Data records
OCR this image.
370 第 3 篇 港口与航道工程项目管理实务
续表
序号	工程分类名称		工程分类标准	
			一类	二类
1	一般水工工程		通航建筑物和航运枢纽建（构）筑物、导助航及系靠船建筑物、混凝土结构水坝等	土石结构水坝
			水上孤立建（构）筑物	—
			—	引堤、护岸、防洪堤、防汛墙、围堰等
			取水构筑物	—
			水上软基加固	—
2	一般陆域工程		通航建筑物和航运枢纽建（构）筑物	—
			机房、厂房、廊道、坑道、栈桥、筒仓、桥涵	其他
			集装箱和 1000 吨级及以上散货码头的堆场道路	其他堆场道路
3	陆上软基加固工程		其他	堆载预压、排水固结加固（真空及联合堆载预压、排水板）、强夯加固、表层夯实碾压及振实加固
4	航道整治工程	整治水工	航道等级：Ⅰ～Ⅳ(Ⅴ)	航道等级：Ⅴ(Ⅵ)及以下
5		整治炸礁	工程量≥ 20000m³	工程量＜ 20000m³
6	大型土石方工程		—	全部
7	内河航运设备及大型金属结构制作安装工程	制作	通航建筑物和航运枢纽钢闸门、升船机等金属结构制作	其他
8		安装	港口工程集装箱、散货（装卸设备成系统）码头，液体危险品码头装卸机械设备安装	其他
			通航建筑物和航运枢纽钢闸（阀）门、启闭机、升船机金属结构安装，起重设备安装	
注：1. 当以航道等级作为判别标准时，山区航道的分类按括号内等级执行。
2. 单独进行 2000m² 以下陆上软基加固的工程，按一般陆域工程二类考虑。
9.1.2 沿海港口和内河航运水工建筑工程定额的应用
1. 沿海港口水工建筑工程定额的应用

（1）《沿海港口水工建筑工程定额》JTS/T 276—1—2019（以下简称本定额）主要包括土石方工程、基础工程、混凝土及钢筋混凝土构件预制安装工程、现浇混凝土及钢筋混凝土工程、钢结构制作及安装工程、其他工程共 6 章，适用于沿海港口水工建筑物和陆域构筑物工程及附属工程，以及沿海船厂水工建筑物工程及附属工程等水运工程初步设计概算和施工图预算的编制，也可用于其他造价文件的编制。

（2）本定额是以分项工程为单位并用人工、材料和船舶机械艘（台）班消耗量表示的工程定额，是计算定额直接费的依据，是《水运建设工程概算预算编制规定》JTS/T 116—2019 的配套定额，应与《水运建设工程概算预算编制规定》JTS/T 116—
...
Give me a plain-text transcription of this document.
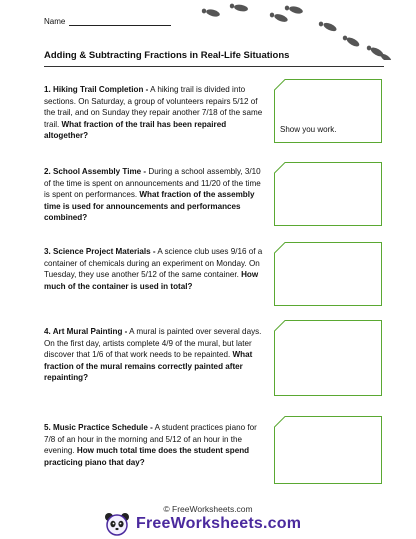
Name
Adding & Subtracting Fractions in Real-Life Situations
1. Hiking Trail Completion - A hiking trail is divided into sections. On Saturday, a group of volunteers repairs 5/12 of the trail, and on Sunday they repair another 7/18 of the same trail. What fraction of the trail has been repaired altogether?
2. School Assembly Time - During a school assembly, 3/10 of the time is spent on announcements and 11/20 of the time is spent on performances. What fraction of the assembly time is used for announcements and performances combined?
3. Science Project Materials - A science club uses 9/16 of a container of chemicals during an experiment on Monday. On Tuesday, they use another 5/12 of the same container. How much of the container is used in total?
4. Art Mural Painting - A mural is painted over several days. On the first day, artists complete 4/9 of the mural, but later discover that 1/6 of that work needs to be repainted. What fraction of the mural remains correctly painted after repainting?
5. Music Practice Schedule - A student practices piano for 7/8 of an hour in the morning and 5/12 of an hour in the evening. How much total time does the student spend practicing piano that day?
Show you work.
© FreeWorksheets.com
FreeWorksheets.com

▶ _Job_:
Collect each line containing the string "time".

▶ _Result of this task_:
2. School Assembly Time - During a school assembly, 3/10 of the time is spent on announcements and 11/20 of the time is spent on performances. What fraction of the assembly time is used for announcements and performances combined?
5. Music Practice Schedule - A student practices piano for 7/8 of an hour in the morning and 5/12 of an hour in the evening. How much total time does the student spend practicing piano that day?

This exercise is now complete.